-- Do this --
Lines containing the string "frequency" are to be counted. Write only how many there are.

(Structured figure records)
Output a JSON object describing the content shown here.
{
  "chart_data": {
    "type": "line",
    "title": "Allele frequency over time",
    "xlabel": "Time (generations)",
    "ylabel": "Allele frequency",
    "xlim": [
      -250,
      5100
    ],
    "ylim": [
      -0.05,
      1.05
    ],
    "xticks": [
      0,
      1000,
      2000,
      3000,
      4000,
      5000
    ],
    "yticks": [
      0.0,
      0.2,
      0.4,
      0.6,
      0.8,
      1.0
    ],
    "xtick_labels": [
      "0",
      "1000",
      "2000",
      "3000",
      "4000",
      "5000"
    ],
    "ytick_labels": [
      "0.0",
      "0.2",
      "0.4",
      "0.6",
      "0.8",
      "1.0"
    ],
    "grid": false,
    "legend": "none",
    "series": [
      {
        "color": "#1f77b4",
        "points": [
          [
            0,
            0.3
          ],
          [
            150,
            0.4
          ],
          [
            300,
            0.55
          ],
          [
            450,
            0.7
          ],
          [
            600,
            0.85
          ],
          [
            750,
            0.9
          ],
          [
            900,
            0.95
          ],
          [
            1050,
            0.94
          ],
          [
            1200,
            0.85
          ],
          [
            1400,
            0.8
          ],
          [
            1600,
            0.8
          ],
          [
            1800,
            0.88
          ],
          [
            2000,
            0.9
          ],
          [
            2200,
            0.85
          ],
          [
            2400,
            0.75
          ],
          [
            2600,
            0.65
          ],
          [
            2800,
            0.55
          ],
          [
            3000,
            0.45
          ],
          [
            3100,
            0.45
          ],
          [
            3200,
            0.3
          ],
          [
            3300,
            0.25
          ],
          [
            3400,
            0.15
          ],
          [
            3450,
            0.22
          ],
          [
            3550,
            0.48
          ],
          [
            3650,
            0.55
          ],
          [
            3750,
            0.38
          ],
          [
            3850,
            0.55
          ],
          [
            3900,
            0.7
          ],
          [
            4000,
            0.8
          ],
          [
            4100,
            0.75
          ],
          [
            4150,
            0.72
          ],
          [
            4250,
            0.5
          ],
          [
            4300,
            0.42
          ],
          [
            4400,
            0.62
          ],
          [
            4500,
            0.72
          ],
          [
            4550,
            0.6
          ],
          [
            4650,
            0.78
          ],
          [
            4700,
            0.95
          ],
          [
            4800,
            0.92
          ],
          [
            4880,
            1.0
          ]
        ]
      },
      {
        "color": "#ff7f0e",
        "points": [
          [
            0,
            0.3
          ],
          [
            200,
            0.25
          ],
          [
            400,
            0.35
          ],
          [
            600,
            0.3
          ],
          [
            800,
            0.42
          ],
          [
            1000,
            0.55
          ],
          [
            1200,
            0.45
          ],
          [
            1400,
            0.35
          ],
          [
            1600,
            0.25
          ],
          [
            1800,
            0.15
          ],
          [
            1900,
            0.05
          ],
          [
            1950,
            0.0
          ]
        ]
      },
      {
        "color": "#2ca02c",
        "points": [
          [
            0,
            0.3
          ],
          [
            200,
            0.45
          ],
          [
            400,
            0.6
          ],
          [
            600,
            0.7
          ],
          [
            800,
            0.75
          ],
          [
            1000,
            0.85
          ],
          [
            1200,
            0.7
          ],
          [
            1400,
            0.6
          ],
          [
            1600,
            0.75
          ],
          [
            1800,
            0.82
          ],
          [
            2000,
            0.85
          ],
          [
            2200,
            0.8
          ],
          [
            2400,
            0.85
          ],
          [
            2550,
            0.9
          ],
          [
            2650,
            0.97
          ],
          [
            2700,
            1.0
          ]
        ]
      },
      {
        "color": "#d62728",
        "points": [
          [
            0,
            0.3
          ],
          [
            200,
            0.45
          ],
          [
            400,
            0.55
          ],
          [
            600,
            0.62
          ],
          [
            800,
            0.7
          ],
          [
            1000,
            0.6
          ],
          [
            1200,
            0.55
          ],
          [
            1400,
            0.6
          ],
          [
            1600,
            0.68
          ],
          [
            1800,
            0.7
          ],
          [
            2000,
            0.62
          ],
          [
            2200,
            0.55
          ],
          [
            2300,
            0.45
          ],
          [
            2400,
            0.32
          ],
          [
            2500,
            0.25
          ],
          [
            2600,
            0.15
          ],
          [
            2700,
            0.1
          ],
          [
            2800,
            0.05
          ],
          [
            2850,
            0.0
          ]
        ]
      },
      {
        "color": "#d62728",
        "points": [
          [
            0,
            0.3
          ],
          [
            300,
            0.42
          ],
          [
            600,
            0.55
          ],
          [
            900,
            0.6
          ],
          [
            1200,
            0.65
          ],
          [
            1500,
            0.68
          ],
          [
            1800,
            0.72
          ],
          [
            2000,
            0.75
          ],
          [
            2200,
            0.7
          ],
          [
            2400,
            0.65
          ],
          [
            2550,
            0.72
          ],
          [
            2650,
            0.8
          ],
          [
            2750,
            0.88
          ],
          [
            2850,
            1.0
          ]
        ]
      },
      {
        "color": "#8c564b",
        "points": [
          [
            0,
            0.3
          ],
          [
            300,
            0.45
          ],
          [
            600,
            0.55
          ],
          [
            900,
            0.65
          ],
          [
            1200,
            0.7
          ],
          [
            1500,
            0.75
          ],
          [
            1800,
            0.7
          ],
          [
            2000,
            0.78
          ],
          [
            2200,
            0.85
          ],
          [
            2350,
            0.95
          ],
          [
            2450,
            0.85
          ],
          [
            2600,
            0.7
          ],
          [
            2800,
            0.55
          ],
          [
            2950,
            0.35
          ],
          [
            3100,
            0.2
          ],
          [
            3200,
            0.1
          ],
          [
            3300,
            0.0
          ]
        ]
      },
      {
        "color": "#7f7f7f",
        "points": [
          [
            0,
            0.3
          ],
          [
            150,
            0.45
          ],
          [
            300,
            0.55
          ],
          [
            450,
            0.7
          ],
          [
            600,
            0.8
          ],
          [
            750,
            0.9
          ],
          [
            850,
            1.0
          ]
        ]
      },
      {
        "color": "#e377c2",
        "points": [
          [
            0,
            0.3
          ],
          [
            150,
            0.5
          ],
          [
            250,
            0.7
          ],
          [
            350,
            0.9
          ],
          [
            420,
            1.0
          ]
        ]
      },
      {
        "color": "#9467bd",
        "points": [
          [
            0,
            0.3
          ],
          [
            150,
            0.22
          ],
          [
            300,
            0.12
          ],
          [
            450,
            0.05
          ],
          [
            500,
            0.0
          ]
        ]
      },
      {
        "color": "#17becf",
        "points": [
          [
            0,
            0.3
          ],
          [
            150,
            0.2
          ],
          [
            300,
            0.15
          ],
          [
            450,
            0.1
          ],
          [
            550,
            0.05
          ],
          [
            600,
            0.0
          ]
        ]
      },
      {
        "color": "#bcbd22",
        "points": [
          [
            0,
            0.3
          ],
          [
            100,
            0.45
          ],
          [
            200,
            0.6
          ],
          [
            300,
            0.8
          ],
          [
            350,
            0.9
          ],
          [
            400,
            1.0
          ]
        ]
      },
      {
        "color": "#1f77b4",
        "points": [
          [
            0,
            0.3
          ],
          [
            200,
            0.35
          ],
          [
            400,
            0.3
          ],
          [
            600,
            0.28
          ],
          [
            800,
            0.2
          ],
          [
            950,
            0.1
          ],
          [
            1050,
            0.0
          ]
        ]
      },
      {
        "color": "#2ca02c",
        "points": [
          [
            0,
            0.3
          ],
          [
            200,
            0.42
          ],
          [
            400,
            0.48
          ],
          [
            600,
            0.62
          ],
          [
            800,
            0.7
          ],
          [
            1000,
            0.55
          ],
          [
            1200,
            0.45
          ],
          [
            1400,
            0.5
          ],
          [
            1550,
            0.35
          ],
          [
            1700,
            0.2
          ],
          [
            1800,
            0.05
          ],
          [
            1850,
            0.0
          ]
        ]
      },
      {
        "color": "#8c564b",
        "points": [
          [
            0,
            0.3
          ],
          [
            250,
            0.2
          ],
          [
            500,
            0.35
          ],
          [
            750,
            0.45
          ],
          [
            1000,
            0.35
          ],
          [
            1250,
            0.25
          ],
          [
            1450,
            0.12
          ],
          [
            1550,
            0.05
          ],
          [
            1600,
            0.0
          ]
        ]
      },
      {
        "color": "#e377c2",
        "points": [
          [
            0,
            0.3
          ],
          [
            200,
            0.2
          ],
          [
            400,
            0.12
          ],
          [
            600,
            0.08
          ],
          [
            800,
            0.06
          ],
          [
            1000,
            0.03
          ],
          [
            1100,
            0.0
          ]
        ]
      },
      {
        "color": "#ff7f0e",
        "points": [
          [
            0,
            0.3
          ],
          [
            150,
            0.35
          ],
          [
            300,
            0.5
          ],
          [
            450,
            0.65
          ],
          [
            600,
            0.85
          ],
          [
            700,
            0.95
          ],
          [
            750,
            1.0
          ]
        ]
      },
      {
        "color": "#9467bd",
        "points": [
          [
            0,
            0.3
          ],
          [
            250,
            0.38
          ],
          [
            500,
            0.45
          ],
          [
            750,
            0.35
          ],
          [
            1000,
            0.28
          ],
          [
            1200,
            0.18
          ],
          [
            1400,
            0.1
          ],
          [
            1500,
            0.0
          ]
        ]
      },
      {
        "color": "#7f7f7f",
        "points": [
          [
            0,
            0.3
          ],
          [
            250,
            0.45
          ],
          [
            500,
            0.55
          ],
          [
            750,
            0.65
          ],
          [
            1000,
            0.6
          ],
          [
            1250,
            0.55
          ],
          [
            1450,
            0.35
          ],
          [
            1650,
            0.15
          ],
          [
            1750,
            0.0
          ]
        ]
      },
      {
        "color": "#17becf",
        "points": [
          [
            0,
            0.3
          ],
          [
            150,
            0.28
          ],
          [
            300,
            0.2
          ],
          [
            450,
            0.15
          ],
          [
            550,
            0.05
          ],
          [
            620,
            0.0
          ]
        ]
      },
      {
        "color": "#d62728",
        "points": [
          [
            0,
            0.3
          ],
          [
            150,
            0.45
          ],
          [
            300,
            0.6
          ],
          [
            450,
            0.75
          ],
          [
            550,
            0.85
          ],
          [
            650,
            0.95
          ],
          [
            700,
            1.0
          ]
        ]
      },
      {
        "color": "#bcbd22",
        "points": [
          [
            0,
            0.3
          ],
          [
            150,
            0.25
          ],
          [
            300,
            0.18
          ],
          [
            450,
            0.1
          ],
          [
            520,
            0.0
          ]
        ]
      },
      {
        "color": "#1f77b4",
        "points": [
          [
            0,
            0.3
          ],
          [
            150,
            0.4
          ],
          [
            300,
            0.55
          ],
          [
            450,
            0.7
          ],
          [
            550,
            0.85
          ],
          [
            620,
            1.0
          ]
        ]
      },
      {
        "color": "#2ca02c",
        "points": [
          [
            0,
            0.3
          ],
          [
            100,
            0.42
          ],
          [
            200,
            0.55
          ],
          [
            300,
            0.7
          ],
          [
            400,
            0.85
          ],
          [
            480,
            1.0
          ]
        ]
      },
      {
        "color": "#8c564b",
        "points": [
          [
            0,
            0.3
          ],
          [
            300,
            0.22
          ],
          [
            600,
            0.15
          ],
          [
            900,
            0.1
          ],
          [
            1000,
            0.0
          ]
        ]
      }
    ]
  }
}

-- Output of the exercise --
2